Data excerpts:
** BEGIN **

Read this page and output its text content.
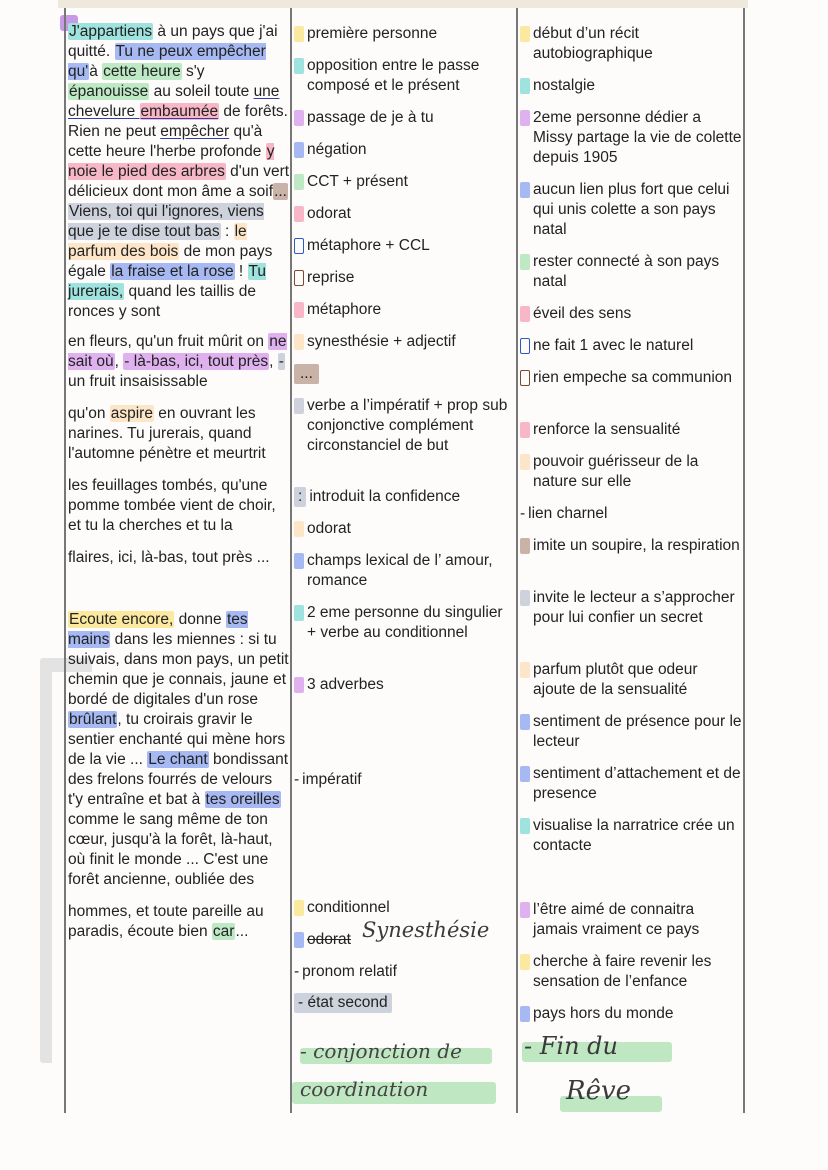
J'appartiens à un pays que j'ai quitté. Tu ne peux empêcher qu'à cette heure s'y épanouisse au soleil toute une chevelure embaumée de forêts. Rien ne peut empêcher qu'à cette heure l'herbe profonde y noie le pied des arbres d'un vert délicieux dont mon âme a soif... Viens, toi qui l'ignores, viens que je te dise tout bas : le parfum des bois de mon pays égale la fraise et la rose ! Tu jurerais, quand les taillis de ronces y sont

en fleurs, qu'un fruit mûrit on ne sait où, - là-bas, ici, tout près, - un fruit insaisissable

qu'on aspire en ouvrant les narines. Tu jurerais, quand l'automne pénètre et meurtrit

les feuillages tombés, qu'une pomme tombée vient de choir, et tu la cherches et tu la

flaires, ici, là-bas, tout près ...

Ecoute encore, donne tes mains dans les miennes : si tu suivais, dans mon pays, un petit chemin que je connais, jaune et bordé de digitales d'un rose brûlant, tu croirais gravir le sentier enchanté qui mène hors de la vie ... Le chant bondissant des frelons fourrés de velours t'y entraîne et bat à tes oreilles comme le sang même de ton cœur, jusqu'à la forêt, là-haut, où finit le monde ... C'est une forêt ancienne, oubliée des

hommes, et toute pareille au paradis, écoute bien car...

première personne
opposition entre le passe composé et le présent
passage de je à tu
négation
CCT + présent
odorat
métaphore + CCL
reprise
métaphore
synesthésie + adjectif
...
verbe a l’impératif + prop sub conjonctive complément circonstanciel de but
: introduit la confidence
odorat
champs lexical de l’ amour, romance
2 eme personne du singulier + verbe au conditionnel
3 adverbes
- impératif
conditionnel
odorat Synesthésie
- pronom relatif
- état second
- conjonction de coordination
début d’un récit autobiographique
nostalgie
2eme personne dédier a Missy partage la vie de colette depuis 1905
aucun lien plus fort que celui qui unis colette a son pays natal
rester connecté à son pays natal
éveil des sens
ne fait 1 avec le naturel
rien empeche sa communion
renforce la sensualité
pouvoir guérisseur de la nature sur elle
- lien charnel
imite un soupire, la respiration
invite le lecteur a s’approcher pour lui confier un secret
parfum plutôt que odeur ajoute de la sensualité
sentiment de présence pour le lecteur
sentiment d’attachement et de presence
visualise la narratrice crée un contacte
l’être aimé de connaitra jamais vraiment ce pays
cherche à faire revenir les sensation de l’enfance
pays hors du monde
- Fin du
Rêve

** END **

Objective: Copy whichever lines in the listing above contain the word "présent".

Solution to this task:
opposition entre le passe composé et le présent
CCT + présent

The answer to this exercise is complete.